--- begin RECORDED INFORMATION ---

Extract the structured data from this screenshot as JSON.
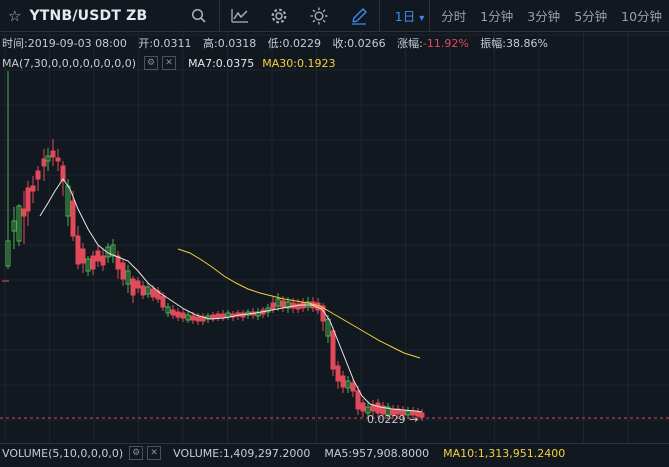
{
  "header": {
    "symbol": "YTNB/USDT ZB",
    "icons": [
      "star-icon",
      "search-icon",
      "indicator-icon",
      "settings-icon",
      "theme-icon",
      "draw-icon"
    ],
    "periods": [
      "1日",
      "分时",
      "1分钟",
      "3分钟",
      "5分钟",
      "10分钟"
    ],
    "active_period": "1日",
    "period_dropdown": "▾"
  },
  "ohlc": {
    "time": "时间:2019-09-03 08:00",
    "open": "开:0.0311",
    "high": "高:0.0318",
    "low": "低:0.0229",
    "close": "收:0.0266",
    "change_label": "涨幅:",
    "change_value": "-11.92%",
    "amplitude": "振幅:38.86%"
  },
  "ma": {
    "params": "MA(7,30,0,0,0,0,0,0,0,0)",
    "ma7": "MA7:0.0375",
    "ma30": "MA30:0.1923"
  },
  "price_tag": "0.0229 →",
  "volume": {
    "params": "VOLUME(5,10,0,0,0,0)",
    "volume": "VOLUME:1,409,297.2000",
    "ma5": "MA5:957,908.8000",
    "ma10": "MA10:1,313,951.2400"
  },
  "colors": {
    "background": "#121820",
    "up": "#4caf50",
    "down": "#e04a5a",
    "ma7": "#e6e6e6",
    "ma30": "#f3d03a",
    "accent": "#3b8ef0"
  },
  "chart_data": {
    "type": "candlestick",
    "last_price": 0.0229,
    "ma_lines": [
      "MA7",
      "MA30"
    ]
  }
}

--- end RECORDED INFORMATION ---

THE TASK → The entries above are to be returned exactly, without their pictures.

SOLUTION TO THE PROBLEM →
Extract the structured data from this screenshot as JSON.
{
  "header": {
    "symbol": "YTNB/USDT ZB",
    "icons": [
      "star-icon",
      "search-icon",
      "indicator-icon",
      "settings-icon",
      "theme-icon",
      "draw-icon"
    ],
    "periods": [
      "1日",
      "分时",
      "1分钟",
      "3分钟",
      "5分钟",
      "10分钟"
    ],
    "active_period": "1日",
    "period_dropdown": "▾"
  },
  "ohlc": {
    "time": "时间:2019-09-03 08:00",
    "open": "开:0.0311",
    "high": "高:0.0318",
    "low": "低:0.0229",
    "close": "收:0.0266",
    "change_label": "涨幅:",
    "change_value": "-11.92%",
    "amplitude": "振幅:38.86%"
  },
  "ma": {
    "params": "MA(7,30,0,0,0,0,0,0,0,0)",
    "ma7": "MA7:0.0375",
    "ma30": "MA30:0.1923"
  },
  "price_tag": "0.0229 →",
  "volume": {
    "params": "VOLUME(5,10,0,0,0,0)",
    "volume": "VOLUME:1,409,297.2000",
    "ma5": "MA5:957,908.8000",
    "ma10": "MA10:1,313,951.2400"
  },
  "colors": {
    "background": "#121820",
    "up": "#4caf50",
    "down": "#e04a5a",
    "ma7": "#e6e6e6",
    "ma30": "#f3d03a",
    "accent": "#3b8ef0"
  },
  "chart_data": {
    "type": "candlestick",
    "last_price": 0.0229,
    "ma_lines": [
      "MA7",
      "MA30"
    ]
  }
}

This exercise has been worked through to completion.